Dataset excerpts:
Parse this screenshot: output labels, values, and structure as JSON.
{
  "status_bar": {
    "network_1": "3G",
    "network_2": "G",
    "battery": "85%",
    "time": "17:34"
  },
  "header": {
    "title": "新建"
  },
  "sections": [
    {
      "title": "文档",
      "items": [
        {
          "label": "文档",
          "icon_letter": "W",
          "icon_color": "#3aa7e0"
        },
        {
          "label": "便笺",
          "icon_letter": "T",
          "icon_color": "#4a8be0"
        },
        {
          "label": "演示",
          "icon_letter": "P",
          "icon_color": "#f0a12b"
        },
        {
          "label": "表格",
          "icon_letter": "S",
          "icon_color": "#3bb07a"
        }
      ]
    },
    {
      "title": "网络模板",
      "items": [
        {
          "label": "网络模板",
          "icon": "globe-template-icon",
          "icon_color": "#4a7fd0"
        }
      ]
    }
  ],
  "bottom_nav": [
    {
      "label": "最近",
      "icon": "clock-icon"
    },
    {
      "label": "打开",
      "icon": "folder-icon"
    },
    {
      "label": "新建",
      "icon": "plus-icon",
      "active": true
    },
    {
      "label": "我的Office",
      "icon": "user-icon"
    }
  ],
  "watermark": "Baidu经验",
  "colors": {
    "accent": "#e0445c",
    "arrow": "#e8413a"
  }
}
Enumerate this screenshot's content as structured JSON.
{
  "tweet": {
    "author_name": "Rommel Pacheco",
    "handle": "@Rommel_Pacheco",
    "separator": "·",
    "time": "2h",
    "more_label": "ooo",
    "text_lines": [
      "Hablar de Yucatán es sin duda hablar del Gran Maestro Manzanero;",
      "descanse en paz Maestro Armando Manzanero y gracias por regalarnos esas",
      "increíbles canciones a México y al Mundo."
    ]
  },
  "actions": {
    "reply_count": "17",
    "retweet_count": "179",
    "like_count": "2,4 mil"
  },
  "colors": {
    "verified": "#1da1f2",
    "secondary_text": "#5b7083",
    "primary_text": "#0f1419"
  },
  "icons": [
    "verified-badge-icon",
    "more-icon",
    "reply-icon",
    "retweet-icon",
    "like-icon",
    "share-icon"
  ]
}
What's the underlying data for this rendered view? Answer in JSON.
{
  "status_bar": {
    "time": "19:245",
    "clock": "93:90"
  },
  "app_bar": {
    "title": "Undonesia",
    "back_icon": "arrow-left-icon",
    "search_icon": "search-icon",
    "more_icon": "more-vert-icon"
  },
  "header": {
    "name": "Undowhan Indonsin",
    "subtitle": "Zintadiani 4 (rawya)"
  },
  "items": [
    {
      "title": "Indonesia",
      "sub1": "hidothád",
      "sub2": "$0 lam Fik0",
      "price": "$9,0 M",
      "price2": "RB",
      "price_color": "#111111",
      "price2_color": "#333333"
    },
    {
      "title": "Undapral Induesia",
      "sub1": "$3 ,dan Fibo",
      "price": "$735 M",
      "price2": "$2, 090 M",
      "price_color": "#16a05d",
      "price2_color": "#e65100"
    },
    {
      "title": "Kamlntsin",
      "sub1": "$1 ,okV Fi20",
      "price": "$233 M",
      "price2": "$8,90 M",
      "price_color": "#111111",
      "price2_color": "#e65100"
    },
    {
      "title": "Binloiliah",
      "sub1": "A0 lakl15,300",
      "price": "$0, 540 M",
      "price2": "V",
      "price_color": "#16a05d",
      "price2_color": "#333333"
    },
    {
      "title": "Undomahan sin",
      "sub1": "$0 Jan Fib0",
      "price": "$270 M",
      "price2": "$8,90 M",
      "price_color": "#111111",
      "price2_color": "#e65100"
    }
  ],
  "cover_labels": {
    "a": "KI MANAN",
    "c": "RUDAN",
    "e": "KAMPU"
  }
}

§ Short problem
From the records above, copy every line that holds the word "Maestro".

§ Result below
      "Hablar de Yucatán es sin duda hablar del Gran Maestro Manzanero;",
      "descanse en paz Maestro Armando Manzanero y gracias por regalarnos esas",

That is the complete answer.